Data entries
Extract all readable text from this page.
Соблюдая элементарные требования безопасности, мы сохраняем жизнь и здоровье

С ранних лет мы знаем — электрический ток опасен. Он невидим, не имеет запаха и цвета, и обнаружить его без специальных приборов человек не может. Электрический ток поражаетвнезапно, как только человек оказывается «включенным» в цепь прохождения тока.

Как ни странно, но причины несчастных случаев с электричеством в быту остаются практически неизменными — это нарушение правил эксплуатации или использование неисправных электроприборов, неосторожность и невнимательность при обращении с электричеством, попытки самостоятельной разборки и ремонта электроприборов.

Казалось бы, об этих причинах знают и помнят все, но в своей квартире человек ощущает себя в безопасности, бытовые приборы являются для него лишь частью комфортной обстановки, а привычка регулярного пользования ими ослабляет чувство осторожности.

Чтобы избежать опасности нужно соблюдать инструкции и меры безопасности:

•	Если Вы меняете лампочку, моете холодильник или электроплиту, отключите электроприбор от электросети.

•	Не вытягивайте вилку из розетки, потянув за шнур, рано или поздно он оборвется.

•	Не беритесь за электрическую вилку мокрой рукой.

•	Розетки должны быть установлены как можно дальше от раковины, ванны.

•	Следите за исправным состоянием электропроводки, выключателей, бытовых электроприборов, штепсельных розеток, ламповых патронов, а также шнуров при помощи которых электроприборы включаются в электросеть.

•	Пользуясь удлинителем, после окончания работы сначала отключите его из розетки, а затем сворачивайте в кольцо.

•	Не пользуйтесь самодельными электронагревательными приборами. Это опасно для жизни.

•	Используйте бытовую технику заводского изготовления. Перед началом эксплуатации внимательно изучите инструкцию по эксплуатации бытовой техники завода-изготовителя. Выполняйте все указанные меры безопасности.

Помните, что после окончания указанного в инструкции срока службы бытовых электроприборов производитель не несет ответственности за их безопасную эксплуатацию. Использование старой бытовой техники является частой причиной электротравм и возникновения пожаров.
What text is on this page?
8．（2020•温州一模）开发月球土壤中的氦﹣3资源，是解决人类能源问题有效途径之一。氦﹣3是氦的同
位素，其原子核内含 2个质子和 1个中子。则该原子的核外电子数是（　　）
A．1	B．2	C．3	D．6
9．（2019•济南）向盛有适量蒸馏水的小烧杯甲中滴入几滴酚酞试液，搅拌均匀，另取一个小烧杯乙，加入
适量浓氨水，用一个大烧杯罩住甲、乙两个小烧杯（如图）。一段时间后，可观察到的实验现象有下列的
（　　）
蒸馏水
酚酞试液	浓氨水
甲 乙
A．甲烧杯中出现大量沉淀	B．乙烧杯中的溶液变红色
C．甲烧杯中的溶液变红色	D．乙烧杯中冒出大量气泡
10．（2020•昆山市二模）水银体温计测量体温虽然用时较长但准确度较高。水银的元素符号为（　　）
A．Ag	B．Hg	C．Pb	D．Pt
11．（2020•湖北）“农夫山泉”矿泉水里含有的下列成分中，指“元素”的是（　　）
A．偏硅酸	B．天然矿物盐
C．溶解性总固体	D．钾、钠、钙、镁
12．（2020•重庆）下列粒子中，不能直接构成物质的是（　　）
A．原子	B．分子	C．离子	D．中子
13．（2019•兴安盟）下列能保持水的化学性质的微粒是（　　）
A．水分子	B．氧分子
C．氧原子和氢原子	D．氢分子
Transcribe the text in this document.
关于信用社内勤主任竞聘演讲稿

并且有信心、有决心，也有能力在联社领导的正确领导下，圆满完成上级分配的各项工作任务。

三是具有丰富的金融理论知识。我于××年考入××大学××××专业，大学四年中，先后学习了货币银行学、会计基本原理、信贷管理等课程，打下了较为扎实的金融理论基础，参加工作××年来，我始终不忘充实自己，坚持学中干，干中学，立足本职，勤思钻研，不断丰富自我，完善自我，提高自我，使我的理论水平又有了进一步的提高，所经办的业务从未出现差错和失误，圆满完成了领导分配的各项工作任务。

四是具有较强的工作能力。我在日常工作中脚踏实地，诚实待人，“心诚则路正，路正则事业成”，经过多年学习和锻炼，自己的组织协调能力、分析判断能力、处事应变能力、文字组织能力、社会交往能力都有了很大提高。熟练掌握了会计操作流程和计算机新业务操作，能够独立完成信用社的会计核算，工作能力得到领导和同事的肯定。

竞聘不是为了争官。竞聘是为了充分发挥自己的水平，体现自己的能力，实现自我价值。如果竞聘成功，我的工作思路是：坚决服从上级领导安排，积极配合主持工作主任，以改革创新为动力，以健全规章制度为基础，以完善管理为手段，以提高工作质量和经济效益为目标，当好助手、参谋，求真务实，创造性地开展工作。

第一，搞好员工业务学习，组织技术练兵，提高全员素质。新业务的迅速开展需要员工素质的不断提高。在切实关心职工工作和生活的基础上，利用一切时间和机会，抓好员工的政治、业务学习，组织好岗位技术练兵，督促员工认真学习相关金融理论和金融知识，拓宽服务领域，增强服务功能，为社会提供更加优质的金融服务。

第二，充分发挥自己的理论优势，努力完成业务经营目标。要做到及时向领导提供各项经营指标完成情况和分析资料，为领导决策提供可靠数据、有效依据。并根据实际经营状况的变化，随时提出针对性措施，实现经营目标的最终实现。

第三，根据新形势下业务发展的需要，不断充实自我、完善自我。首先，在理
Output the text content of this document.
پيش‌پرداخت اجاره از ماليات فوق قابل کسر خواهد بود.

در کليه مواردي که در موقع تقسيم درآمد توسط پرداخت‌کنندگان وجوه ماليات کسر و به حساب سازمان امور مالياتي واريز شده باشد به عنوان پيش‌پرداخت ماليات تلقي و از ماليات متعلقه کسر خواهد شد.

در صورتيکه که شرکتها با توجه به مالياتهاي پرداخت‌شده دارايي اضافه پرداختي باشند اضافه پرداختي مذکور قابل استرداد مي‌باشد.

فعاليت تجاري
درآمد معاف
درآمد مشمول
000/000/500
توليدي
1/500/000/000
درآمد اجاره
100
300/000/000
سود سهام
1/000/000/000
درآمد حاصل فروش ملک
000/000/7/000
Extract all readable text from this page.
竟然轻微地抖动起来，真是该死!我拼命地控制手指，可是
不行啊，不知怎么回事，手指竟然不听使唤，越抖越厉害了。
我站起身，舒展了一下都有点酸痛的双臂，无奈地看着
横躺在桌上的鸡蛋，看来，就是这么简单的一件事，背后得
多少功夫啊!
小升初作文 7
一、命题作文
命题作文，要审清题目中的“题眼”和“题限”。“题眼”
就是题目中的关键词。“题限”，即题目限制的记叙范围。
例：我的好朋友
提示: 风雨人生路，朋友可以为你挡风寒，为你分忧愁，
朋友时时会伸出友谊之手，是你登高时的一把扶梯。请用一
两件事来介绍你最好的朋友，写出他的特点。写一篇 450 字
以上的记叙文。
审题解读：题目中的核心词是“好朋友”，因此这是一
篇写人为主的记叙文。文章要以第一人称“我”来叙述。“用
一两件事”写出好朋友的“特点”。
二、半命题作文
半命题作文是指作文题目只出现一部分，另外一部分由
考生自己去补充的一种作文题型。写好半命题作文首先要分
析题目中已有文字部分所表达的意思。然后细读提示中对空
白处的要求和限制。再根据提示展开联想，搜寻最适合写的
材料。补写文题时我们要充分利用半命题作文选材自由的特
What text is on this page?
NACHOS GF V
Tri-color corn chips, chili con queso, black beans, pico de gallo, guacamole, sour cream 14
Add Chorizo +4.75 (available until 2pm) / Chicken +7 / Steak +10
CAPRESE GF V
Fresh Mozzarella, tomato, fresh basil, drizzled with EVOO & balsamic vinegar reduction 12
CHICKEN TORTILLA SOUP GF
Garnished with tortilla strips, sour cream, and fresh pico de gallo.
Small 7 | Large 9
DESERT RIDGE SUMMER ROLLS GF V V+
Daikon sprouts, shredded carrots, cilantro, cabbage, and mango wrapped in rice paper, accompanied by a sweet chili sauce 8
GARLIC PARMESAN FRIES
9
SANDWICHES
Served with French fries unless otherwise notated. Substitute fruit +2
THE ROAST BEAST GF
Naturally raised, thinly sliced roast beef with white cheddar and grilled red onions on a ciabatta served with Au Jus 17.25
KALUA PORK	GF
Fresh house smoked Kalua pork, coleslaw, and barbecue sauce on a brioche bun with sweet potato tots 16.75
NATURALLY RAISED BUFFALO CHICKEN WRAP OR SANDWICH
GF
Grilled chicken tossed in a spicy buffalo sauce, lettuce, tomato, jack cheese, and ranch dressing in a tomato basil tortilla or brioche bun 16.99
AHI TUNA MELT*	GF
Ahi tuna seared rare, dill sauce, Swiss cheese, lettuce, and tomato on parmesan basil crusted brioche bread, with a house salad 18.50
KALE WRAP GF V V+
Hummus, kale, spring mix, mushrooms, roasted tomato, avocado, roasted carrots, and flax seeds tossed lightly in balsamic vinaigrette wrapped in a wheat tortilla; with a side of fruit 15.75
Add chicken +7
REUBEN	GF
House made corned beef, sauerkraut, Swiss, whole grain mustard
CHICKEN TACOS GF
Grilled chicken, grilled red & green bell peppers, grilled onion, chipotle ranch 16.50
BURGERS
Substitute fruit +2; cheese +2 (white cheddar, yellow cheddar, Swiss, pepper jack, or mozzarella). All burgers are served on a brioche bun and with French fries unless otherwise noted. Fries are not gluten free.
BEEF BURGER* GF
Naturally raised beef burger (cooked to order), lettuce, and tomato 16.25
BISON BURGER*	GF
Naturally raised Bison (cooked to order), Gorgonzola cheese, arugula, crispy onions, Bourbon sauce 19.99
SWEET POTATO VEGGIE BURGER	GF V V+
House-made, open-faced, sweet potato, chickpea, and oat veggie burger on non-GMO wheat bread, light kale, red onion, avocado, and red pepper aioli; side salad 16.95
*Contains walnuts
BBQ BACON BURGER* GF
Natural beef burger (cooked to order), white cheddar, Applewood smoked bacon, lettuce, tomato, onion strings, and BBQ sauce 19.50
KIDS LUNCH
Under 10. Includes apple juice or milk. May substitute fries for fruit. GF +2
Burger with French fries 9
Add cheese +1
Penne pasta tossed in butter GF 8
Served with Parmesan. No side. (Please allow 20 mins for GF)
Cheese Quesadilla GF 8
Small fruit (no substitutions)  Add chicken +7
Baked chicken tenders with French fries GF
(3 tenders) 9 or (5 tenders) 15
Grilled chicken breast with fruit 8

REQUIREMENTS:
Search the entries for "document" and copy out each line that has it.

OUTPUT FOR THIS EXERCISE:
Transcribe the text in this document.
Output the text content of this document.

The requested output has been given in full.